[start]
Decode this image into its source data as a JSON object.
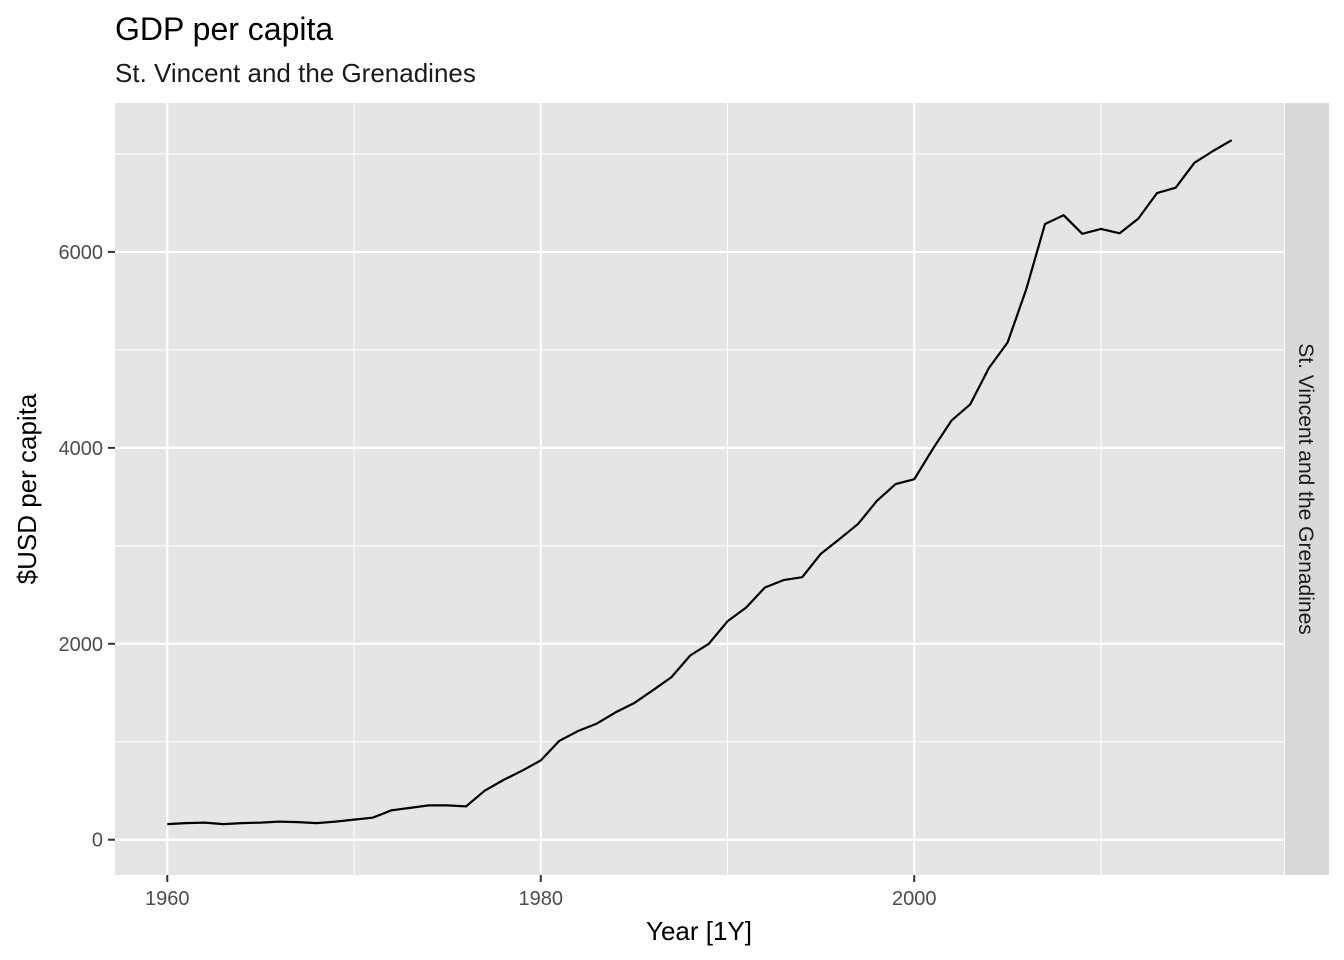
{
  "chart_data": {
    "type": "line",
    "title": "GDP per capita",
    "subtitle": "St. Vincent and the Grenadines",
    "xlabel": "Year [1Y]",
    "ylabel": "$USD per capita",
    "facet_label": "St. Vincent and the Grenadines",
    "xlim": [
      1957.2,
      2019.8
    ],
    "ylim": [
      -360,
      7520
    ],
    "x_ticks": [
      1960,
      1980,
      2000
    ],
    "x_minor_ticks": [
      1970,
      1990,
      2010
    ],
    "y_ticks": [
      0,
      2000,
      4000,
      6000
    ],
    "y_minor_ticks": [
      1000,
      3000,
      5000,
      7000
    ],
    "grid": true,
    "legend": "none",
    "colors": {
      "panel_background": "#e5e5e5",
      "grid": "#ffffff",
      "line": "#000000",
      "strip_background": "#d9d9d9"
    },
    "series": [
      {
        "x": [
          1960,
          1961,
          1962,
          1963,
          1964,
          1965,
          1966,
          1967,
          1968,
          1969,
          1970,
          1971,
          1972,
          1973,
          1974,
          1975,
          1976,
          1977,
          1978,
          1979,
          1980,
          1981,
          1982,
          1983,
          1984,
          1985,
          1986,
          1987,
          1988,
          1989,
          1990,
          1991,
          1992,
          1993,
          1994,
          1995,
          1996,
          1997,
          1998,
          1999,
          2000,
          2001,
          2002,
          2003,
          2004,
          2005,
          2006,
          2007,
          2008,
          2009,
          2010,
          2011,
          2012,
          2013,
          2014,
          2015,
          2016,
          2017
        ],
        "values": [
          160,
          170,
          175,
          160,
          170,
          175,
          185,
          180,
          170,
          185,
          205,
          225,
          300,
          325,
          350,
          350,
          340,
          500,
          610,
          705,
          810,
          1010,
          1110,
          1185,
          1300,
          1395,
          1525,
          1660,
          1880,
          2000,
          2230,
          2370,
          2575,
          2650,
          2680,
          2920,
          3070,
          3225,
          3460,
          3630,
          3680,
          3990,
          4280,
          4445,
          4815,
          5075,
          5620,
          6285,
          6375,
          6185,
          6235,
          6190,
          6340,
          6600,
          6655,
          6910,
          7030,
          7140
        ]
      }
    ]
  }
}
[end]
Do this: Each line in the records above should be reproduced exactly; images are not copied.

Reply to the task:
Decode this image into its source data as a JSON object.
{
  "chart_data": {
    "type": "line",
    "title": "GDP per capita",
    "subtitle": "St. Vincent and the Grenadines",
    "xlabel": "Year [1Y]",
    "ylabel": "$USD per capita",
    "facet_label": "St. Vincent and the Grenadines",
    "xlim": [
      1957.2,
      2019.8
    ],
    "ylim": [
      -360,
      7520
    ],
    "x_ticks": [
      1960,
      1980,
      2000
    ],
    "x_minor_ticks": [
      1970,
      1990,
      2010
    ],
    "y_ticks": [
      0,
      2000,
      4000,
      6000
    ],
    "y_minor_ticks": [
      1000,
      3000,
      5000,
      7000
    ],
    "grid": true,
    "legend": "none",
    "colors": {
      "panel_background": "#e5e5e5",
      "grid": "#ffffff",
      "line": "#000000",
      "strip_background": "#d9d9d9"
    },
    "series": [
      {
        "x": [
          1960,
          1961,
          1962,
          1963,
          1964,
          1965,
          1966,
          1967,
          1968,
          1969,
          1970,
          1971,
          1972,
          1973,
          1974,
          1975,
          1976,
          1977,
          1978,
          1979,
          1980,
          1981,
          1982,
          1983,
          1984,
          1985,
          1986,
          1987,
          1988,
          1989,
          1990,
          1991,
          1992,
          1993,
          1994,
          1995,
          1996,
          1997,
          1998,
          1999,
          2000,
          2001,
          2002,
          2003,
          2004,
          2005,
          2006,
          2007,
          2008,
          2009,
          2010,
          2011,
          2012,
          2013,
          2014,
          2015,
          2016,
          2017
        ],
        "values": [
          160,
          170,
          175,
          160,
          170,
          175,
          185,
          180,
          170,
          185,
          205,
          225,
          300,
          325,
          350,
          350,
          340,
          500,
          610,
          705,
          810,
          1010,
          1110,
          1185,
          1300,
          1395,
          1525,
          1660,
          1880,
          2000,
          2230,
          2370,
          2575,
          2650,
          2680,
          2920,
          3070,
          3225,
          3460,
          3630,
          3680,
          3990,
          4280,
          4445,
          4815,
          5075,
          5620,
          6285,
          6375,
          6185,
          6235,
          6190,
          6340,
          6600,
          6655,
          6910,
          7030,
          7140
        ]
      }
    ]
  }
}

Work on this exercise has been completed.